→ **SOURCE RECORDS**

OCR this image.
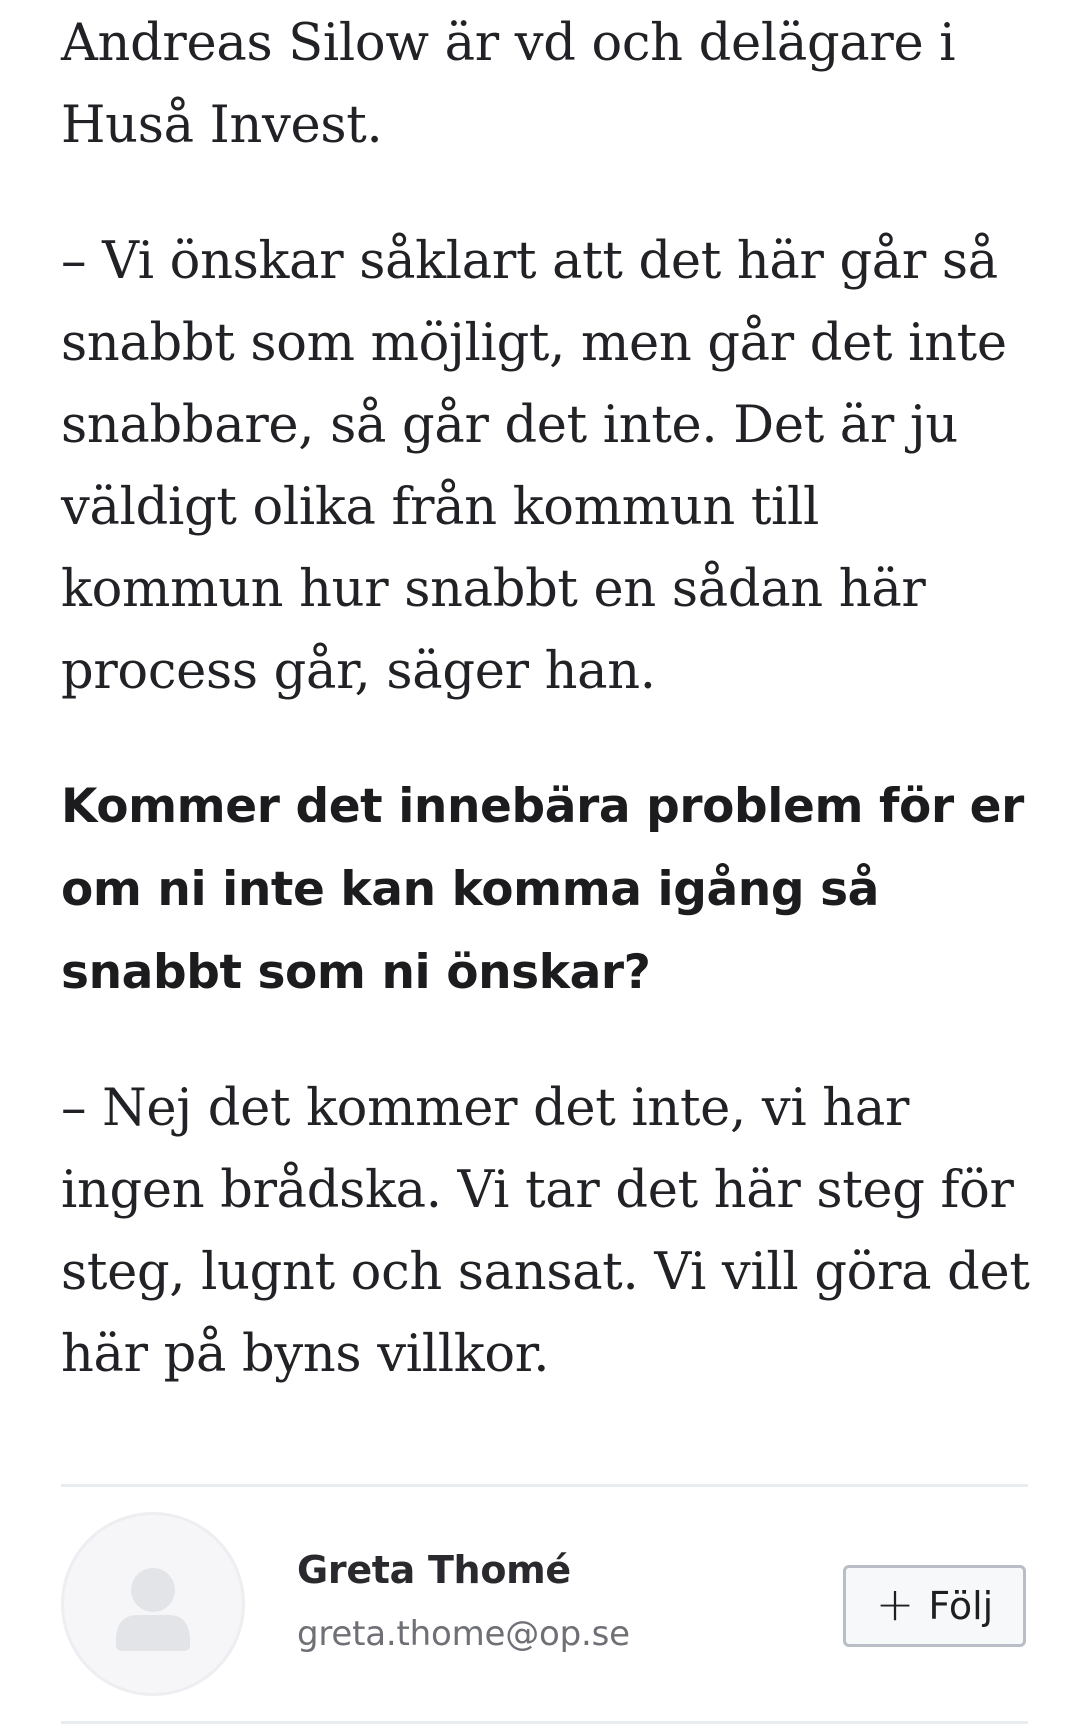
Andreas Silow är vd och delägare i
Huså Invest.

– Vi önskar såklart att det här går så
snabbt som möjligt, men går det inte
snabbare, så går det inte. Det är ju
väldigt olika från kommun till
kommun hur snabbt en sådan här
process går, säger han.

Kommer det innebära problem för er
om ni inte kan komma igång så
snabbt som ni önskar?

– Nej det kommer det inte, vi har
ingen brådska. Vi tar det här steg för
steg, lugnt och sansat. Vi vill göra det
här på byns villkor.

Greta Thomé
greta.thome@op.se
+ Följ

→ **YOUR GOAL**
Are you able to set down all the lines above exactly, without any pictures?

→ **SOLUTION TO THE PROBLEM**
OCR this image.
Andreas Silow är vd och delägare i
Huså Invest.

– Vi önskar såklart att det här går så
snabbt som möjligt, men går det inte
snabbare, så går det inte. Det är ju
väldigt olika från kommun till
kommun hur snabbt en sådan här
process går, säger han.

Kommer det innebära problem för er
om ni inte kan komma igång så
snabbt som ni önskar?

– Nej det kommer det inte, vi har
ingen brådska. Vi tar det här steg för
steg, lugnt och sansat. Vi vill göra det
här på byns villkor.

Greta Thomé
greta.thome@op.se
+ Följ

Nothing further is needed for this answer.